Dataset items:
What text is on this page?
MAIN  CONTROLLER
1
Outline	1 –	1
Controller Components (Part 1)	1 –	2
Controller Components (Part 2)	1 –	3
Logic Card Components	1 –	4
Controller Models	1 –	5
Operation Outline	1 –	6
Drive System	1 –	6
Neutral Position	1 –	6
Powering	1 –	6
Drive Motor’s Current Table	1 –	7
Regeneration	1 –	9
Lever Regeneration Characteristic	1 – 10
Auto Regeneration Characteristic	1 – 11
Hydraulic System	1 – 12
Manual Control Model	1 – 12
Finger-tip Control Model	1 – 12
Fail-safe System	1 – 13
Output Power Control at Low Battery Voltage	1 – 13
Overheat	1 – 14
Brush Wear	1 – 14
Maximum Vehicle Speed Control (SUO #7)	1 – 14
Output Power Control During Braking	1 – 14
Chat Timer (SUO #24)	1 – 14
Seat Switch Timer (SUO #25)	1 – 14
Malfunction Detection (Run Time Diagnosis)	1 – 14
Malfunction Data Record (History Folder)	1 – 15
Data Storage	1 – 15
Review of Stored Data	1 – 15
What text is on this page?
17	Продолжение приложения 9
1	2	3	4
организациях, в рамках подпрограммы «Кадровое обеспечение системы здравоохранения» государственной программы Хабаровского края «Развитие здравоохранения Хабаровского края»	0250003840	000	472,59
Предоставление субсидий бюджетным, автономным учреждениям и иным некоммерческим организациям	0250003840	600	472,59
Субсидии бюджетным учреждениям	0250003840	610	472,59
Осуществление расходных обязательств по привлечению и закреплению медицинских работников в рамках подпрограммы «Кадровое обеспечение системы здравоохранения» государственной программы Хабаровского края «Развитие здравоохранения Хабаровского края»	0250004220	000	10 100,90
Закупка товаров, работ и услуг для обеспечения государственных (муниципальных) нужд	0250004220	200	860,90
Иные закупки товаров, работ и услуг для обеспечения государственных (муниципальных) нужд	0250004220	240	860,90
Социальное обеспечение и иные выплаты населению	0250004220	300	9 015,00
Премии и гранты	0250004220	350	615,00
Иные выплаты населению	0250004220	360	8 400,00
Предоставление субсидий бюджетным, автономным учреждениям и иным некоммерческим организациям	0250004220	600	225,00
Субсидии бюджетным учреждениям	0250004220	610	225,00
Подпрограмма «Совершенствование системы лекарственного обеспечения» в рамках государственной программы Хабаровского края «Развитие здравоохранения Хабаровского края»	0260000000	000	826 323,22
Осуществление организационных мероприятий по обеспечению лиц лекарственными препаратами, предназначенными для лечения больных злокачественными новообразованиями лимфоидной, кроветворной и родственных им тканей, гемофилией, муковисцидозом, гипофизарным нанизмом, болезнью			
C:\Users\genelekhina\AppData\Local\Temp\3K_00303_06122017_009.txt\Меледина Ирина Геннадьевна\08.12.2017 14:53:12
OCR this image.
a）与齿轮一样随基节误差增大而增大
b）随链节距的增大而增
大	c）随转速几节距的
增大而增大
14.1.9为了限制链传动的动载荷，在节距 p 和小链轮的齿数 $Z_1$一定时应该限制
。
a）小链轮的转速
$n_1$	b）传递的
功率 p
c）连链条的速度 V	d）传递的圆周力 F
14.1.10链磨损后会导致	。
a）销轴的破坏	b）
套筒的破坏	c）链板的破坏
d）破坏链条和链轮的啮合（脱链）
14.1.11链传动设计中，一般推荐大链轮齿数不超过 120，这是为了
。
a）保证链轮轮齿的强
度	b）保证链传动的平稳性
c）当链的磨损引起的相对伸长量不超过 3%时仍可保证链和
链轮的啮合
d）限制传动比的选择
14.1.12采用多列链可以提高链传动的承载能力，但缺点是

**The request**.
List every line above that holds the word "муниципальных".

**Written answer**.
Закупка товаров, работ и услуг для обеспечения государственных (муниципальных) нужд	0250004220	200	860,90
Иные закупки товаров, работ и услуг для обеспечения государственных (муниципальных) нужд	0250004220	240	860,90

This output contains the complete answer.